• **INPUT ROWS**:
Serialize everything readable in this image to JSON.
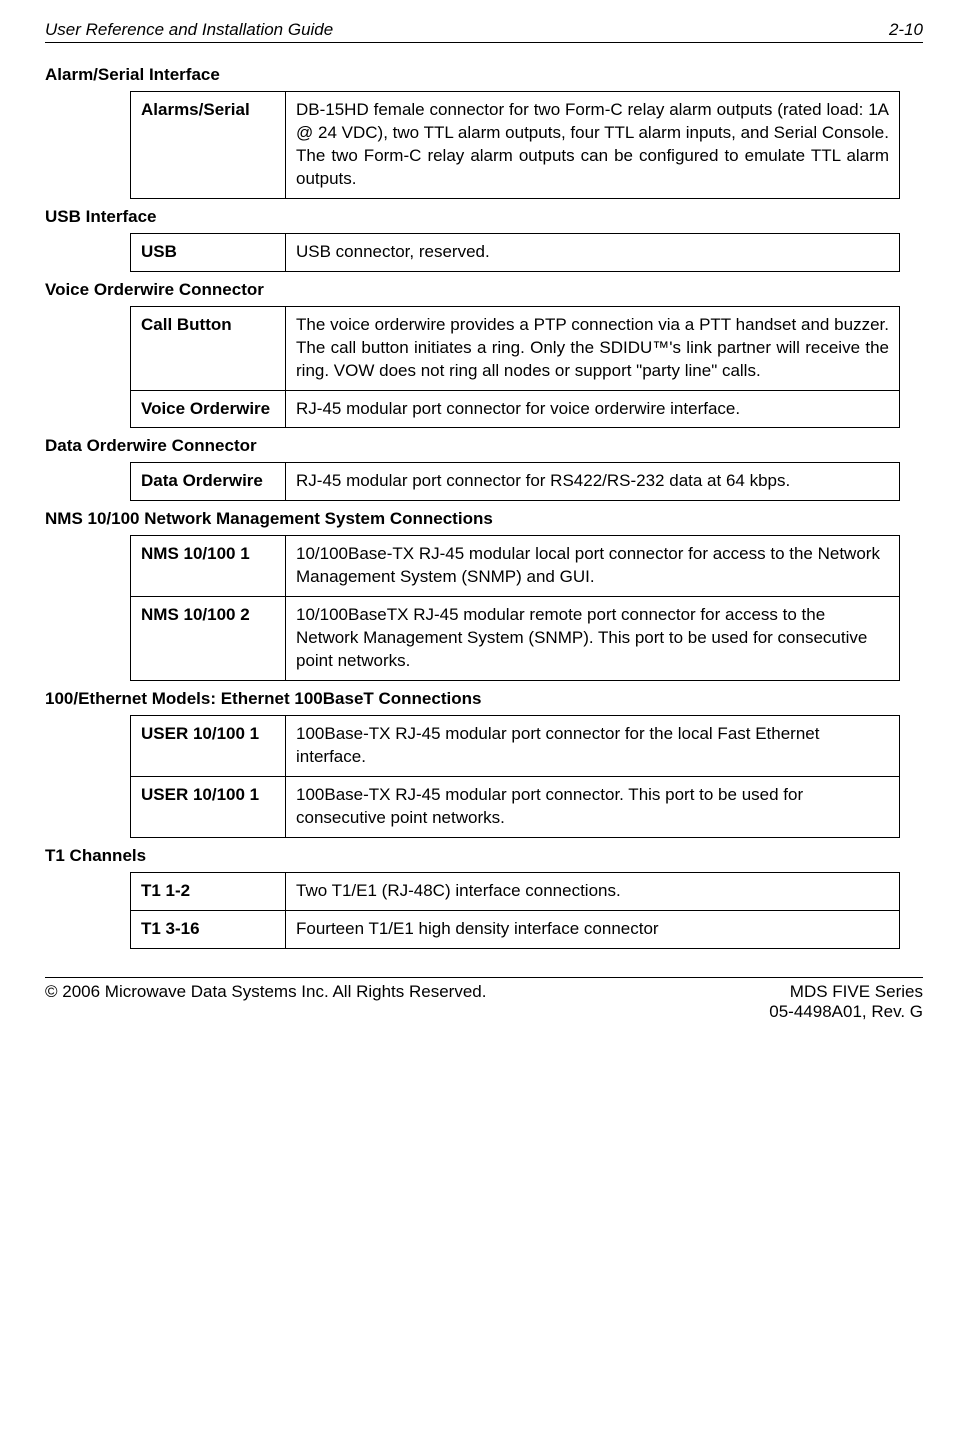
{
  "header": {
    "title": "User Reference and Installation Guide",
    "page": "2-10"
  },
  "sections": [
    {
      "heading": "Alarm/Serial Interface",
      "table_class": "justify",
      "rows": [
        {
          "label": "Alarms/Serial",
          "desc": "DB-15HD female connector for two Form-C relay alarm outputs (rated load: 1A @ 24 VDC), two TTL alarm outputs, four TTL alarm inputs, and Serial Console. The two Form-C relay alarm outputs can be configured to emulate TTL alarm outputs."
        }
      ]
    },
    {
      "heading": "USB Interface",
      "table_class": "left",
      "rows": [
        {
          "label": "USB",
          "desc": "USB connector, reserved."
        }
      ]
    },
    {
      "heading": "Voice Orderwire Connector",
      "table_class": "justify",
      "rows": [
        {
          "label": "Call Button",
          "desc": "The voice orderwire provides a PTP connection via a PTT handset and buzzer.  The call button initiates a ring.  Only the SDIDU™'s link partner will receive the ring.  VOW does not ring all nodes or support \"party line\" calls."
        },
        {
          "label": "Voice Orderwire",
          "desc": "RJ-45 modular port connector for voice orderwire interface."
        }
      ]
    },
    {
      "heading": "Data Orderwire Connector",
      "table_class": "justify",
      "rows": [
        {
          "label": "Data Orderwire",
          "desc": "RJ-45 modular port connector for RS422/RS-232 data at 64 kbps."
        }
      ]
    },
    {
      "heading": "NMS 10/100 Network Management System Connections",
      "table_class": "left",
      "rows": [
        {
          "label": "NMS 10/100 1",
          "desc": "10/100Base-TX RJ-45 modular local port connector for access to the Network Management System (SNMP) and GUI."
        },
        {
          "label": "NMS 10/100 2",
          "desc": "10/100BaseTX RJ-45 modular remote port connector for access to the Network Management System (SNMP). This port to be used for consecutive point networks."
        }
      ]
    },
    {
      "heading": "100/Ethernet Models: Ethernet 100BaseT Connections",
      "table_class": "left",
      "rows": [
        {
          "label": "USER 10/100 1",
          "desc": "100Base-TX RJ-45 modular port connector for the local Fast Ethernet interface."
        },
        {
          "label": "USER 10/100 1",
          "desc": "100Base-TX RJ-45 modular port connector.  This port to be used for consecutive point networks."
        }
      ]
    },
    {
      "heading": "T1 Channels",
      "table_class": "left",
      "rows": [
        {
          "label": "T1 1-2",
          "desc": "Two T1/E1 (RJ-48C) interface connections."
        },
        {
          "label": "T1 3-16",
          "desc": "Fourteen T1/E1 high density interface connector"
        }
      ]
    }
  ],
  "footer": {
    "copyright": "© 2006 Microwave Data Systems Inc.  All Rights Reserved.",
    "series": "MDS FIVE Series",
    "rev": "05-4498A01, Rev. G"
  }
}
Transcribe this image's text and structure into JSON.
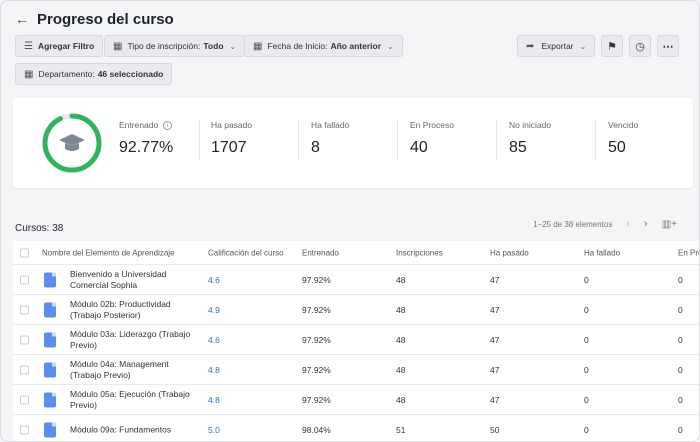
{
  "header": {
    "title": "Progreso del curso"
  },
  "filters": {
    "add_filter": "Agregar Filtro",
    "enrollment_label": "Tipo de inscripción:",
    "enrollment_value": "Todo",
    "start_label": "Fecha de Inicio:",
    "start_value": "Año anterior",
    "department_label": "Departamento:",
    "department_value": "46 seleccionado"
  },
  "actions": {
    "export": "Exportar"
  },
  "stats": {
    "trained_label": "Entrenado",
    "trained_value": "92.77%",
    "trained_fraction": 0.9277,
    "passed_label": "Ha pasado",
    "passed_value": "1707",
    "failed_label": "Ha fallado",
    "failed_value": "8",
    "inprogress_label": "En Proceso",
    "inprogress_value": "40",
    "notstarted_label": "No iniciado",
    "notstarted_value": "85",
    "expired_label": "Vencido",
    "expired_value": "50"
  },
  "courses": {
    "count": "Cursos: 38",
    "range": "1–25 de 38 elementos"
  },
  "table": {
    "columns": [
      "Nombre del Elemento de Aprendizaje",
      "Calificación del curso",
      "Entrenado",
      "Inscripciones",
      "Ha pasado",
      "Ha fallado",
      "En Pro"
    ],
    "rows": [
      {
        "name": "Bienvenido a Universidad Comercial Sophia",
        "rating": "4.6",
        "trained": "97.92%",
        "enrollments": "48",
        "passed": "47",
        "failed": "0",
        "inprogress": "0"
      },
      {
        "name": "Módulo 02b: Productividad (Trabajo Posterior)",
        "rating": "4.9",
        "trained": "97.92%",
        "enrollments": "48",
        "passed": "47",
        "failed": "0",
        "inprogress": "0"
      },
      {
        "name": "Módulo 03a: Liderazgo (Trabajo Previo)",
        "rating": "4.6",
        "trained": "97.92%",
        "enrollments": "48",
        "passed": "47",
        "failed": "0",
        "inprogress": "0"
      },
      {
        "name": "Módulo 04a: Management (Trabajo Previo)",
        "rating": "4.8",
        "trained": "97.92%",
        "enrollments": "48",
        "passed": "47",
        "failed": "0",
        "inprogress": "0"
      },
      {
        "name": "Módulo 05a: Ejecución (Trabajo Previo)",
        "rating": "4.8",
        "trained": "97.92%",
        "enrollments": "48",
        "passed": "47",
        "failed": "0",
        "inprogress": "0"
      },
      {
        "name": "Módulo 09a: Fundamentos",
        "rating": "5.0",
        "trained": "98.04%",
        "enrollments": "51",
        "passed": "50",
        "failed": "0",
        "inprogress": "0"
      }
    ]
  }
}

• **EXERCISE DETAILS**: Scan the records above for the string "SNMP", then select every line that holds it.

• **TASK ANSWER**:
          "desc": "10/100Base-TX RJ-45 modular local port connector for access to the Network Management System (SNMP) and GUI."
          "desc": "10/100BaseTX RJ-45 modular remote port connector for access to the Network Management System (SNMP). This port to be used for consecutive point networks."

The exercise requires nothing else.